#### [Dataset items]
==========

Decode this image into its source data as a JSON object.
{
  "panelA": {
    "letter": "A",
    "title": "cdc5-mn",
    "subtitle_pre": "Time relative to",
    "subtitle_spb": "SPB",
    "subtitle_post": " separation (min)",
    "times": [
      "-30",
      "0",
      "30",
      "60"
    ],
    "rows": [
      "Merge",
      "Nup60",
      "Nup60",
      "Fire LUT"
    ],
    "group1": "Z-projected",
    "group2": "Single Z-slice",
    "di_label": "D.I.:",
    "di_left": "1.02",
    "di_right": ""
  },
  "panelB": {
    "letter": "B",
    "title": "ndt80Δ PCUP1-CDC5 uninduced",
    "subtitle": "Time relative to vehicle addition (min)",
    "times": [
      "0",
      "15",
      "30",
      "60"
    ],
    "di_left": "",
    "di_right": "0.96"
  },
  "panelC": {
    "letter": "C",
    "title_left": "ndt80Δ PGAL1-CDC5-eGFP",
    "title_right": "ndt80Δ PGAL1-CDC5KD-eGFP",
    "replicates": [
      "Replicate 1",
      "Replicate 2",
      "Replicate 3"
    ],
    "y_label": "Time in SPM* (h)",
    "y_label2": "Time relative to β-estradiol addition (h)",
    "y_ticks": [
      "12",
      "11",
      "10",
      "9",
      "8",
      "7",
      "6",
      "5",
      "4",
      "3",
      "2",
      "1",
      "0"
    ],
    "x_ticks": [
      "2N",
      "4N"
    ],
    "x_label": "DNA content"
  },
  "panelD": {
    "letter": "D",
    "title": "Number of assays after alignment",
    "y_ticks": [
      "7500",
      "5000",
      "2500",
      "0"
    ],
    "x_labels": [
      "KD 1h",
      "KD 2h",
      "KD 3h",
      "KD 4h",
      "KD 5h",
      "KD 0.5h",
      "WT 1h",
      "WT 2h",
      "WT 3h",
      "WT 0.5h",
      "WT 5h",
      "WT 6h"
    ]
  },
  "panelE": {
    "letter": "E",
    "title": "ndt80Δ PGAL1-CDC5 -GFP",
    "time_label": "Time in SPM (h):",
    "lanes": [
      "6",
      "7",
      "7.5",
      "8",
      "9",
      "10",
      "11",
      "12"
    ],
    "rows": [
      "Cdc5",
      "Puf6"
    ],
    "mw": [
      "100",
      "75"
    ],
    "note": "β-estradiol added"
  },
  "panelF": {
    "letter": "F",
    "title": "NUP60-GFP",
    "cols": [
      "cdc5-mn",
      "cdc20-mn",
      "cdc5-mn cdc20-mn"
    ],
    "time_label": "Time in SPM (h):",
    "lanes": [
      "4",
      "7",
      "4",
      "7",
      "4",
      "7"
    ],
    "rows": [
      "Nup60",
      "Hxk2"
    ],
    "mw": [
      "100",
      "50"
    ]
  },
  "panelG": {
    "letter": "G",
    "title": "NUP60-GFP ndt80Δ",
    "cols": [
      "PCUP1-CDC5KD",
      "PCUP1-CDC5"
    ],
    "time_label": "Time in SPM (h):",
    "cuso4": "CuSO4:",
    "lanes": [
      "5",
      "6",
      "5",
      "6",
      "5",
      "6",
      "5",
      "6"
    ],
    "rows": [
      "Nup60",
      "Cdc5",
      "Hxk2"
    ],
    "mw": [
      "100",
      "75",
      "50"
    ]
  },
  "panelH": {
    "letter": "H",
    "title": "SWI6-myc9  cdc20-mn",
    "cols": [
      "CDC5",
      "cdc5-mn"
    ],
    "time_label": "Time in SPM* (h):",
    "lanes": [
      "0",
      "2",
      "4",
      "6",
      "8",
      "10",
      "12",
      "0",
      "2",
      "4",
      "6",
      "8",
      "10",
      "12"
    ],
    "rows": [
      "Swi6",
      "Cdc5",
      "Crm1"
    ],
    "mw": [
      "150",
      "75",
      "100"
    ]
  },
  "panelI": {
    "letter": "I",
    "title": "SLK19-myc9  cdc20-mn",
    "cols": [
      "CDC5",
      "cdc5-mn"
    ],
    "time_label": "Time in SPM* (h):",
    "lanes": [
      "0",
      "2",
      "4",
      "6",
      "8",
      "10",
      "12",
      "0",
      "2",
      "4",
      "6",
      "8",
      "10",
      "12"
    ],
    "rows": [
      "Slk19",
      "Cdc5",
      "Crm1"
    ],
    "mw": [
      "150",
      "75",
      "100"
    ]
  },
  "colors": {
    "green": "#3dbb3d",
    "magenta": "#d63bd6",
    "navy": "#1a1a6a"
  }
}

==========

#### [Task goal]
Find the string "estradiol" in the entries above. Copy each line where it occurs.

#### [Finished exercise]
    "y_label2": "Time relative to β-estradiol addition (h)",
    "note": "β-estradiol added"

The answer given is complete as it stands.